##### GIVEN RECORDS

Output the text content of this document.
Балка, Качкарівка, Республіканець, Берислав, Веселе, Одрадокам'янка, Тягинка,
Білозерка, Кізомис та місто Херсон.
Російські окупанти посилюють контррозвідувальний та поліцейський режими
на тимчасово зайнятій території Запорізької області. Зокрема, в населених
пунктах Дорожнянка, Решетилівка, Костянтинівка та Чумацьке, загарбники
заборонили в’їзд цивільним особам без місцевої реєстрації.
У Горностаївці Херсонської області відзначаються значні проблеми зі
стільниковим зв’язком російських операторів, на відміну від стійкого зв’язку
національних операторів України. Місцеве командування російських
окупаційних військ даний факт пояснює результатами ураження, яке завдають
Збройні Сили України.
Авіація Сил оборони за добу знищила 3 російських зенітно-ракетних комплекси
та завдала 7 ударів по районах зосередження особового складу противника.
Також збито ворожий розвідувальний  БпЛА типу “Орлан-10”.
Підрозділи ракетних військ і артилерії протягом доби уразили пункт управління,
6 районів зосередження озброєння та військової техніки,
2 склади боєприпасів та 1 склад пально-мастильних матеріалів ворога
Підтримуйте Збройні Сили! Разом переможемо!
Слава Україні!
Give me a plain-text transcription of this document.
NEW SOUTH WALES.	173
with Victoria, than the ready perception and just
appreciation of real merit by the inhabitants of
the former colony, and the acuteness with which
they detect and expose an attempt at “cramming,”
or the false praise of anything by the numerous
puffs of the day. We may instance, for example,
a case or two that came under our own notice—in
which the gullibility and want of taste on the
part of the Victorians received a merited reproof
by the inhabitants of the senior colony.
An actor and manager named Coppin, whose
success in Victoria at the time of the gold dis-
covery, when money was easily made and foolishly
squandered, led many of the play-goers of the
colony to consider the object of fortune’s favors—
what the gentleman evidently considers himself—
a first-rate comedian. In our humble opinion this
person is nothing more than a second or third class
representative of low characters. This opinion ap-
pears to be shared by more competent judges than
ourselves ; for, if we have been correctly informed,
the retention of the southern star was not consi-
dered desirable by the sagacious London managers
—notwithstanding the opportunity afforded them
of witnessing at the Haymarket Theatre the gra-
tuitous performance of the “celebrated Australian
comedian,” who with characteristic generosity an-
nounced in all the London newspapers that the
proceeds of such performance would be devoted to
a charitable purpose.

##########

Hand back the material above in full, exactly as written.

Output the text content of this document.
Балка, Качкарівка, Республіканець, Берислав, Веселе, Одрадокам'янка, Тягинка,
Білозерка, Кізомис та місто Херсон.
Російські окупанти посилюють контррозвідувальний та поліцейський режими
на тимчасово зайнятій території Запорізької області. Зокрема, в населених
пунктах Дорожнянка, Решетилівка, Костянтинівка та Чумацьке, загарбники
заборонили в’їзд цивільним особам без місцевої реєстрації.
У Горностаївці Херсонської області відзначаються значні проблеми зі
стільниковим зв’язком російських операторів, на відміну від стійкого зв’язку
національних операторів України. Місцеве командування російських
окупаційних військ даний факт пояснює результатами ураження, яке завдають
Збройні Сили України.
Авіація Сил оборони за добу знищила 3 російських зенітно-ракетних комплекси
та завдала 7 ударів по районах зосередження особового складу противника.
Також збито ворожий розвідувальний  БпЛА типу “Орлан-10”.
Підрозділи ракетних військ і артилерії протягом доби уразили пункт управління,
6 районів зосередження озброєння та військової техніки,
2 склади боєприпасів та 1 склад пально-мастильних матеріалів ворога
Підтримуйте Збройні Сили! Разом переможемо!
Слава Україні!
Give me a plain-text transcription of this document.
NEW SOUTH WALES.	173
with Victoria, than the ready perception and just
appreciation of real merit by the inhabitants of
the former colony, and the acuteness with which
they detect and expose an attempt at “cramming,”
or the false praise of anything by the numerous
puffs of the day. We may instance, for example,
a case or two that came under our own notice—in
which the gullibility and want of taste on the
part of the Victorians received a merited reproof
by the inhabitants of the senior colony.
An actor and manager named Coppin, whose
success in Victoria at the time of the gold dis-
covery, when money was easily made and foolishly
squandered, led many of the play-goers of the
colony to consider the object of fortune’s favors—
what the gentleman evidently considers himself—
a first-rate comedian. In our humble opinion this
person is nothing more than a second or third class
representative of low characters. This opinion ap-
pears to be shared by more competent judges than
ourselves ; for, if we have been correctly informed,
the retention of the southern star was not consi-
dered desirable by the sagacious London managers
—notwithstanding the opportunity afforded them
of witnessing at the Haymarket Theatre the gra-
tuitous performance of the “celebrated Australian
comedian,” who with characteristic generosity an-
nounced in all the London newspapers that the
proceeds of such performance would be devoted to
a charitable purpose.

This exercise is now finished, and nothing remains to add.